**Estratto scelto**
········

Mondoweiss, 13 giugno 2023.
Ho assistito alle conseguenze del massacro di Sabra e Shatila, compiuto con la complicità sionista come anteprima della “soluzione finale del problema palestinese”. Con l’attuale governo israeliano, questo obiettivo è ora a portata di mano.
Quarantuno anni fa, mi trovavo in Libano come guida di un gruppo di dieci direttori di organizzazioni di soccorso e sviluppo statunitensi, con l’intento di far conoscere loro le grandi necessità dei rifugiati libanesi e palestinesi impoveriti. Il 4 giugno 1982, intorno alle 15.00, ci stavamo recando nell’affollato quartiere Fakhani di Beirut quando uno stormo di aerei da guerra israeliani (F-16 di fabbricazione statunitense) arrivò dal Mar Mediterraneo, sganciando bombe sulla zona che stavamo per visitare. Ci siamo riparati nel seminterrato di un hotel. Dopo la fine dei bombardamenti, telefonai ai nostri ospiti, che proposero di incontrarci un altro giorno, perché erano impegnati nella ricerca di sopravvissuti al bombardamento.
Il mattino seguente abbiamo visitato un ospedale della Mezzaluna Rossa vicino ai campi profughi palestinesi di Sabra e Shatila. Siamo stati portati in un’ala dell’ospedale che era stata colpita dai bombardamenti israeliani del giorno precedente. All’improvviso sono suonate le sirene antiaeree e siamo stati portati di corsa nel seminterrato insieme ai pazienti e al personale dell’ospedale. Di nuovo, gli F-16 israeliani stavano bombardando vari obiettivi nella zona. Circa venti minuti dopo, una serie di ambulanze è arrivata all’ingresso di emergenza dell’ospedale e ha scaricato barelle con ragazze adolescenti, alcune delle quali avevano perso gli arti e altre avevano riportato gravi ustioni. Gli operatori dell’ospedale avevano appena scaricato 19 sacchi di cadaveri con ragazze morte. Quando sono arrivate le famiglie delle adolescenti e hanno saputo che le ragazze erano morte, le grida e i pianti delle madri e delle sorelle ci hanno trafitto il cuore. Tutti i membri del nostro gruppo hanno pianto con loro. In seguito, abbiamo appreso che il personale delle Nazioni Unite aveva fornito all’esercito israeliano il percorso della gita delle ragazze palestinesi, ma i comandanti militari avevano scelto di ignorare l’informazione e i tre autobus scolastici delle Nazioni Unite, chiaramente contrassegnati, erano stati presi di mira sulla strada costiera.

········

**Da svolgere**
Rispondi a queste domande sull'estratto dedicato al Libano nel 1982.
1. Da quanti direttori di organizzazioni di soccorso e sviluppo era composto il gruppo in Libano?
2. Dove si rifugiò il gruppo durante i bombardamenti del 4 giugno 1982?
3. Quanti autobus scolastici delle Nazioni Unite furono presi di mira sulla strada costiera?

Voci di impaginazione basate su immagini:

········

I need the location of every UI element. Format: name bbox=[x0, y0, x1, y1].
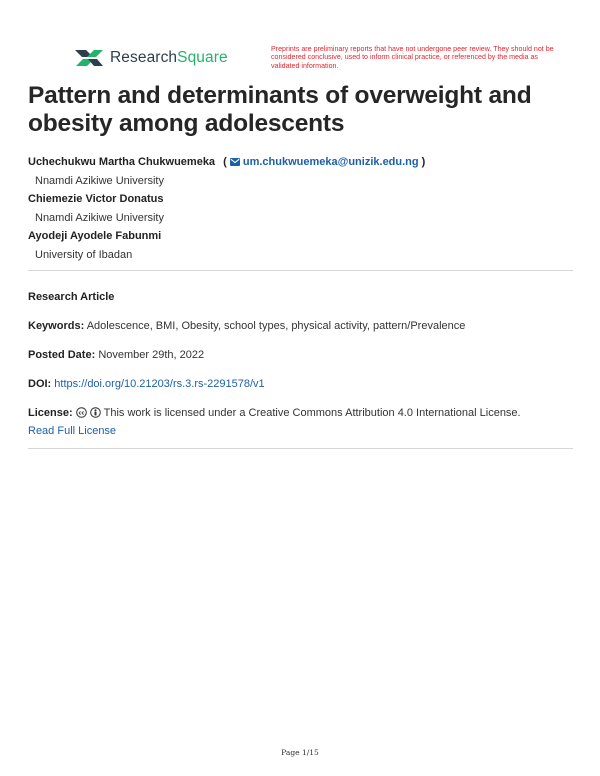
posted-date-row bbox=[28, 347, 578, 363]
research-square-logo[interactable] bbox=[74, 47, 228, 69]
article-title: Pattern and determinants of overweight and obesity among adolescents bbox=[28, 82, 532, 137]
mail-icon bbox=[230, 154, 240, 173]
svg-text:cc: cc bbox=[78, 410, 85, 417]
logo-text-primary: Research bbox=[110, 49, 178, 66]
article-type-label: Research Article bbox=[28, 291, 115, 303]
author-name bbox=[28, 153, 425, 172]
posted-date-value: November 29th, 2022 bbox=[98, 349, 205, 361]
author-3-affiliation: University of Ibadan bbox=[35, 248, 133, 261]
author-list bbox=[28, 153, 425, 264]
author-2-name: Chiemezie Victor Donatus bbox=[28, 193, 164, 205]
author-1-name: Uchechukwu Martha Chukwuemeka bbox=[28, 156, 216, 168]
read-full-license-link[interactable]: Read Full License bbox=[28, 425, 117, 437]
divider-bottom bbox=[28, 448, 573, 449]
research-square-logo-icon bbox=[74, 47, 104, 69]
logo-wordmark bbox=[110, 49, 228, 67]
author-3-name: Ayodeji Ayodele Fabunmi bbox=[28, 230, 162, 242]
license-text: This work is licensed under a Creative Commons Attribution 4.0 International License. bbox=[103, 407, 521, 419]
author-1-affiliation: Nnamdi Azikiwe University bbox=[35, 174, 164, 187]
article-type bbox=[28, 289, 578, 305]
page-number: Page 1/15 bbox=[281, 748, 319, 757]
license-label: License: bbox=[28, 407, 73, 419]
author-email-link[interactable]: um.chukwuemeka@unizik.edu.ng bbox=[242, 156, 419, 168]
attribution-icon bbox=[90, 407, 101, 423]
doi-link[interactable]: https://doi.org/10.21203/rs.3.rs-2291578/v1 bbox=[54, 378, 265, 390]
license-row bbox=[28, 405, 578, 439]
preprint-disclaimer: Preprints are preliminary reports that have not undergone peer review. They should not be considered conclusive, used to inform clinical practice, or referenced by the media as validated information. bbox=[271, 45, 554, 70]
keywords-value: Adolescence, BMI, Obesity, school types, physical activity, pattern/Prevalence bbox=[86, 320, 466, 332]
keywords-label: Keywords: bbox=[28, 320, 85, 332]
keywords-row bbox=[28, 318, 578, 334]
cc-icon bbox=[76, 407, 87, 423]
author-2-affiliation: Nnamdi Azikiwe University bbox=[35, 211, 164, 224]
doi-row bbox=[28, 376, 578, 392]
posted-date-label: Posted Date: bbox=[28, 349, 96, 361]
logo-text-accent: Square bbox=[177, 49, 228, 66]
divider-top bbox=[28, 270, 573, 271]
author-email: ( um.chukwuemeka@unizik.edu.ng ) bbox=[223, 156, 425, 168]
doi-label: DOI: bbox=[28, 378, 52, 390]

········

**Risultato finale**
1. Dieci.
2. Nel seminterrato di un hotel.
3. Tre.